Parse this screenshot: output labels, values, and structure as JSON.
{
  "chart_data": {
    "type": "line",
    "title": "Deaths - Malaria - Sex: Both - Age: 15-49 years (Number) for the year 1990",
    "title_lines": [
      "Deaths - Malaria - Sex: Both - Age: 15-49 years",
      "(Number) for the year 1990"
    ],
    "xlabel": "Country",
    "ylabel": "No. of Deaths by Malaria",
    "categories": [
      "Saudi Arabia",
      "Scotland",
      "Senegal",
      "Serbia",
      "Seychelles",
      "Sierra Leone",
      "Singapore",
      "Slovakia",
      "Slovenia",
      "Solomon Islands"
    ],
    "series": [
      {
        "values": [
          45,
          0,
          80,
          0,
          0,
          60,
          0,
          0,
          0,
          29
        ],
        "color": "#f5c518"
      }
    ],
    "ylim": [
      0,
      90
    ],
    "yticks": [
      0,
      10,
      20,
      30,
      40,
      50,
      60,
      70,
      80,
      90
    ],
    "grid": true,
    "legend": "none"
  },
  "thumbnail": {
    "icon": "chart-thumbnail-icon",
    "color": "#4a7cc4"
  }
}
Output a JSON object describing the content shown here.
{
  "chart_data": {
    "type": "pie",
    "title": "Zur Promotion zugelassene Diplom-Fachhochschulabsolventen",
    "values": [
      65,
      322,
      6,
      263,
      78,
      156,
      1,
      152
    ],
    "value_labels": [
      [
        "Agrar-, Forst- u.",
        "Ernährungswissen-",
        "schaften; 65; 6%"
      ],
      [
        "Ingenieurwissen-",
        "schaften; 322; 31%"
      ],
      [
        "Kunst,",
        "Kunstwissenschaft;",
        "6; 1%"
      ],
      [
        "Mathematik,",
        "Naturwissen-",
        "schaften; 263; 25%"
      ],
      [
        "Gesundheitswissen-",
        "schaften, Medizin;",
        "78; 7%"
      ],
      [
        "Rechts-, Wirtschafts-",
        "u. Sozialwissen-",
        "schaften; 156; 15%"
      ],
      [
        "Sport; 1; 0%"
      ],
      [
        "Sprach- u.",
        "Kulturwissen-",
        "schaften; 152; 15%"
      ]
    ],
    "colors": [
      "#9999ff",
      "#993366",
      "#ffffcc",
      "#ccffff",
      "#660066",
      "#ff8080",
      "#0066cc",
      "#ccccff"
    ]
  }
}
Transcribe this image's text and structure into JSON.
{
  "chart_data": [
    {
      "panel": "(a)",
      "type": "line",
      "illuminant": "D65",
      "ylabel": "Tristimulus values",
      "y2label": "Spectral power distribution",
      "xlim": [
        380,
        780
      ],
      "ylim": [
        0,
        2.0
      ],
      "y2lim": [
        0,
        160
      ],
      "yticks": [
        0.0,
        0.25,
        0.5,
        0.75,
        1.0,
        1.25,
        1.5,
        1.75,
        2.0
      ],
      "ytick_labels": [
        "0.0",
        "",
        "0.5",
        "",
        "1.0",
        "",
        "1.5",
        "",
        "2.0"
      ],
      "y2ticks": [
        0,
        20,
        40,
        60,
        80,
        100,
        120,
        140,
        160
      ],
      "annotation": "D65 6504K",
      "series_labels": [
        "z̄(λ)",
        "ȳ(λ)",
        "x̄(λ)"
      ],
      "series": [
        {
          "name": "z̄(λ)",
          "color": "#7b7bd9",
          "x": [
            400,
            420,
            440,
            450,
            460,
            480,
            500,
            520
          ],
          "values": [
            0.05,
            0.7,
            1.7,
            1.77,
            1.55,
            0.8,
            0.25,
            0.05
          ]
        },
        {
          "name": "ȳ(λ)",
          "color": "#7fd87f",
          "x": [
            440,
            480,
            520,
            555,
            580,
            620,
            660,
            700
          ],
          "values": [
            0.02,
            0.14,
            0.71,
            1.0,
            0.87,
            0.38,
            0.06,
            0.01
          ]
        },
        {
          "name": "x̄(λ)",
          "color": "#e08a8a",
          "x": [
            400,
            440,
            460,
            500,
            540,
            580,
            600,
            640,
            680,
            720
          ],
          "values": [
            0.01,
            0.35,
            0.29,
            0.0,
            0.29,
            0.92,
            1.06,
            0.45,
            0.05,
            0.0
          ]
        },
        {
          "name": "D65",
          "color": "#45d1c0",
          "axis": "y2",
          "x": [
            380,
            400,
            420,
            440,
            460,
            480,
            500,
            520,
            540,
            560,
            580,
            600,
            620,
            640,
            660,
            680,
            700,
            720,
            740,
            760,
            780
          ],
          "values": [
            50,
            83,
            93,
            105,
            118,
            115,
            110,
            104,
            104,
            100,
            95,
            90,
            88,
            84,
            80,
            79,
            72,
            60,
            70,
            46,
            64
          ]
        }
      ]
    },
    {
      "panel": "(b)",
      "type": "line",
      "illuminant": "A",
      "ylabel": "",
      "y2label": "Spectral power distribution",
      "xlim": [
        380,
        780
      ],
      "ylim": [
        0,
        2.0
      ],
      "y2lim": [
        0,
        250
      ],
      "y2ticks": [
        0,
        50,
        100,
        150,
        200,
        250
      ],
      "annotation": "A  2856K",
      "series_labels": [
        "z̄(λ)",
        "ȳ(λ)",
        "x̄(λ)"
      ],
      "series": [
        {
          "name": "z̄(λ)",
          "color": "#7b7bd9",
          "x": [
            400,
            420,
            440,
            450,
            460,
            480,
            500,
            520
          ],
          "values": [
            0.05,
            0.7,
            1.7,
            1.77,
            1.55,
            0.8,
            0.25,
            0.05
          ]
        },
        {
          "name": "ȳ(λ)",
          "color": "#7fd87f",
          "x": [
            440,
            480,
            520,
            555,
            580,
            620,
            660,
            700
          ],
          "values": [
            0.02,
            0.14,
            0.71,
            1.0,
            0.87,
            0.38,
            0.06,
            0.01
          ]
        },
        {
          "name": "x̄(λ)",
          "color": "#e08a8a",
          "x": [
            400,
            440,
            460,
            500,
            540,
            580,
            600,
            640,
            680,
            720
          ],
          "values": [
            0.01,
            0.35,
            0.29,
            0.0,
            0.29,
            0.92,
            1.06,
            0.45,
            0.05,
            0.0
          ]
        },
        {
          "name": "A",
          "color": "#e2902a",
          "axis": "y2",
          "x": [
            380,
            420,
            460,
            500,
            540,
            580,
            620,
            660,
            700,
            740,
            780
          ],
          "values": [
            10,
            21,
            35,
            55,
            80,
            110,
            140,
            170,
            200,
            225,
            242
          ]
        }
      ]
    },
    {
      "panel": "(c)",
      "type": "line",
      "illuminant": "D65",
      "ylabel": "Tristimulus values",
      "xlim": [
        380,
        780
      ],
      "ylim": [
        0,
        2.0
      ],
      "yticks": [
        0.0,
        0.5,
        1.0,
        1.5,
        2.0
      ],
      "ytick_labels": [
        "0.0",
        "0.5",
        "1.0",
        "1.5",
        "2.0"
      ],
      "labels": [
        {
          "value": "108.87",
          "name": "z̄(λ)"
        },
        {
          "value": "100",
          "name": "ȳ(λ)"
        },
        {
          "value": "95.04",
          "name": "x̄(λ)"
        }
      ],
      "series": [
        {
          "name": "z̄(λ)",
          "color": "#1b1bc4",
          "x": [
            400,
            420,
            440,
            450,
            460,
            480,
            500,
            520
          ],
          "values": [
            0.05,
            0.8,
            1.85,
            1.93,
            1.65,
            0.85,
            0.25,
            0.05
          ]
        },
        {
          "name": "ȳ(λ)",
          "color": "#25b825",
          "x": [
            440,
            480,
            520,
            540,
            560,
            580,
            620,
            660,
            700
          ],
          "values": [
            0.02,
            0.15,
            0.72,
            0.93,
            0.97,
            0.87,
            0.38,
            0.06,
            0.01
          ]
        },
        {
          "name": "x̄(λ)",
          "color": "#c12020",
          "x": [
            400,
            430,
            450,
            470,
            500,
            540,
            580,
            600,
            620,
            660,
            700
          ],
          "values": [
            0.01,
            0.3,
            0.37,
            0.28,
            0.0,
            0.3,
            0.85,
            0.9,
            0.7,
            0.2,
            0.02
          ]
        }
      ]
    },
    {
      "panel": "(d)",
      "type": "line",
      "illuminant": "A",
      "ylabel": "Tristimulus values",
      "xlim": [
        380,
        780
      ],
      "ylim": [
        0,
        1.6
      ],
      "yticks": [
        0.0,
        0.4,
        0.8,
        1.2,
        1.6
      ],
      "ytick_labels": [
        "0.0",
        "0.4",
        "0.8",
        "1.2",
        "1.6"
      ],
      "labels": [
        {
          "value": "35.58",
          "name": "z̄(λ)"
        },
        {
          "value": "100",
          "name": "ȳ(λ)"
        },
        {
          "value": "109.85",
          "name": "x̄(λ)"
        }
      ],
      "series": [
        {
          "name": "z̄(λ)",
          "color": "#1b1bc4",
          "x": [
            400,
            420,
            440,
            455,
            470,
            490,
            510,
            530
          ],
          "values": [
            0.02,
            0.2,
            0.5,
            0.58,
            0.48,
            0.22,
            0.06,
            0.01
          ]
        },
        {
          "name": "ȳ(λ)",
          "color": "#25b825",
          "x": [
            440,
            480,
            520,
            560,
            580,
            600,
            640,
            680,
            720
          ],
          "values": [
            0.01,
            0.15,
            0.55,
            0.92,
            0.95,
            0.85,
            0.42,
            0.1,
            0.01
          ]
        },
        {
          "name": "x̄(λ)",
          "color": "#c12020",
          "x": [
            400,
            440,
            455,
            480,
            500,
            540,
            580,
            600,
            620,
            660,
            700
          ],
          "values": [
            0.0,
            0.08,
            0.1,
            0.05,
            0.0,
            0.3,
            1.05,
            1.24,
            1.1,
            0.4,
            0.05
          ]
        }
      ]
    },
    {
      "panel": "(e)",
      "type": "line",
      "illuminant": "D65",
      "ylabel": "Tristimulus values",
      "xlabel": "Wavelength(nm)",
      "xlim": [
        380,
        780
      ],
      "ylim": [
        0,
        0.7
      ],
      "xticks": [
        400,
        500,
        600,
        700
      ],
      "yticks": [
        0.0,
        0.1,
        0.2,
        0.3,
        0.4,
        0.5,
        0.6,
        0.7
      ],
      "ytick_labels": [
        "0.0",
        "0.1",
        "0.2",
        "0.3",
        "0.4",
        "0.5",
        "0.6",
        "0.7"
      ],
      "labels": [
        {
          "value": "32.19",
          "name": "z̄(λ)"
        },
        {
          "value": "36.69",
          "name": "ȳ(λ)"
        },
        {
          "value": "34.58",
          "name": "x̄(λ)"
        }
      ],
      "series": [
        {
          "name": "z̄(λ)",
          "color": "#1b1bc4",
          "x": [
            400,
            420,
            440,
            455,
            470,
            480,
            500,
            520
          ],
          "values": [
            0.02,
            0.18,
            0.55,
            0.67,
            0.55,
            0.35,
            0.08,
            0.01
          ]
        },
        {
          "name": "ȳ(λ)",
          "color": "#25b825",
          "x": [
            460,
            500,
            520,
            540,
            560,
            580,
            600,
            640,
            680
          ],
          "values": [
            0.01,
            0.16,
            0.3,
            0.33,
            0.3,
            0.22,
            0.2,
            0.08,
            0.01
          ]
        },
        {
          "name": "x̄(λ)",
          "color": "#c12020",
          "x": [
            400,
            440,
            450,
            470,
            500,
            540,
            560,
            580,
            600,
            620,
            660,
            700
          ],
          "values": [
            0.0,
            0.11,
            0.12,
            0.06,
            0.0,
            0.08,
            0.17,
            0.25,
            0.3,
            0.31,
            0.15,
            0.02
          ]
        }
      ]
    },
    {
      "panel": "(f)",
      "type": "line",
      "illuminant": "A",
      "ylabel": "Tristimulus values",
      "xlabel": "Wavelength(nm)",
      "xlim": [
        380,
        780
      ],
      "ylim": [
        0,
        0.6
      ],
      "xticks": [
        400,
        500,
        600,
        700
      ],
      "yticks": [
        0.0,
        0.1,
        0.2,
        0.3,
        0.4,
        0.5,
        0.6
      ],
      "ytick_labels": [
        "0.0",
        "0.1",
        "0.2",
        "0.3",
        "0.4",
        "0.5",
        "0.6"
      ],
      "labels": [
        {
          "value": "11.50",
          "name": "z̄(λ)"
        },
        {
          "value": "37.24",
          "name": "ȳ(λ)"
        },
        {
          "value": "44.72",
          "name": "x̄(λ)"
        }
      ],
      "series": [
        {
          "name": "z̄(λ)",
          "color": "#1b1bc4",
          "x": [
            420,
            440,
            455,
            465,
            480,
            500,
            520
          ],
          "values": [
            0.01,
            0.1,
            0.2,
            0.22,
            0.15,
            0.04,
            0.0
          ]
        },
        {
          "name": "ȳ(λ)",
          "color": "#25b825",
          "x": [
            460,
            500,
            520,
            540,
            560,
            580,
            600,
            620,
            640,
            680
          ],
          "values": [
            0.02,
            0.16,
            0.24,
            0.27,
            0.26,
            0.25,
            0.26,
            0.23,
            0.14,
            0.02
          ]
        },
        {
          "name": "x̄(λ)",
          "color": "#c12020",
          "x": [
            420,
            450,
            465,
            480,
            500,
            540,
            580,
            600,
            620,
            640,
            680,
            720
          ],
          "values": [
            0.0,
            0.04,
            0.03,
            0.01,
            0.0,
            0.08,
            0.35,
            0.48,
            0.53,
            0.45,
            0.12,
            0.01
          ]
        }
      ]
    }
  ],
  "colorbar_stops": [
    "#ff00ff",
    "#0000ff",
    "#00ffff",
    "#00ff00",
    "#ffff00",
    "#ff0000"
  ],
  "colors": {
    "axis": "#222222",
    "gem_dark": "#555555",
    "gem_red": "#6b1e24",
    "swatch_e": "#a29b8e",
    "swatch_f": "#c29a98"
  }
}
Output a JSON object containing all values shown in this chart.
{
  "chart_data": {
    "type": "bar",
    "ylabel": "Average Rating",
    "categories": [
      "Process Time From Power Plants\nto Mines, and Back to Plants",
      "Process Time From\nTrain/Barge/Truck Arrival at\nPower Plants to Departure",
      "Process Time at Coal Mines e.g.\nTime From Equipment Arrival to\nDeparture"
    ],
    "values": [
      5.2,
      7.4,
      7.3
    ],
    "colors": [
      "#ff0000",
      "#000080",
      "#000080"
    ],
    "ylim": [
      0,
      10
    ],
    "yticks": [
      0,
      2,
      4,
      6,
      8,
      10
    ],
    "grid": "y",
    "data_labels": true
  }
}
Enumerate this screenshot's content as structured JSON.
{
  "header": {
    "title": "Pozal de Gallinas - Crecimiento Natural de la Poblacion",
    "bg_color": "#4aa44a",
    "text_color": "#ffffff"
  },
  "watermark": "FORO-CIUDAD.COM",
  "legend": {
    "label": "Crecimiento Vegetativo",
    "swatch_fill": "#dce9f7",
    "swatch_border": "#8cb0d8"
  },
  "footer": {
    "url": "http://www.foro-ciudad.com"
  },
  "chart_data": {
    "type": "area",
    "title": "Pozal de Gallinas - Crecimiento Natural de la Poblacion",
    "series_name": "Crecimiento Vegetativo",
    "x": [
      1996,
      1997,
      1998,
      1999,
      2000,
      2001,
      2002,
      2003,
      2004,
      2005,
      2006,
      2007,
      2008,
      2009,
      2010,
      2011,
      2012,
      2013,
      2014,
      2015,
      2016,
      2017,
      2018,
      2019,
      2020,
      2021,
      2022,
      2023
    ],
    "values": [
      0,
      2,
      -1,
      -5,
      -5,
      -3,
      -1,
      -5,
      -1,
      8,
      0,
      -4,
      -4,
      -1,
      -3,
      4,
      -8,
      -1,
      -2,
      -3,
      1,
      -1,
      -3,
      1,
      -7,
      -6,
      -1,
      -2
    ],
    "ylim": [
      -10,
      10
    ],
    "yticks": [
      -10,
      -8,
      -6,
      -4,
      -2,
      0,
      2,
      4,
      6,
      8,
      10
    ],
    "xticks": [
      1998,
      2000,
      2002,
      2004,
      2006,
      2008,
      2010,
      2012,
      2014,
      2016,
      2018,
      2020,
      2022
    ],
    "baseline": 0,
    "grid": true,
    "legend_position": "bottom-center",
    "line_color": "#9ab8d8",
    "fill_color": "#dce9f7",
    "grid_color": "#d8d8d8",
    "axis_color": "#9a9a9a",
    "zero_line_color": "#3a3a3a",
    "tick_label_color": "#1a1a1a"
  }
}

____

Task objective: Where a line in the material contains "content", copy that line.

Output of the exercise:
Output a JSON object describing the content shown here.
Enumerate this screenshot's content as structured JSON.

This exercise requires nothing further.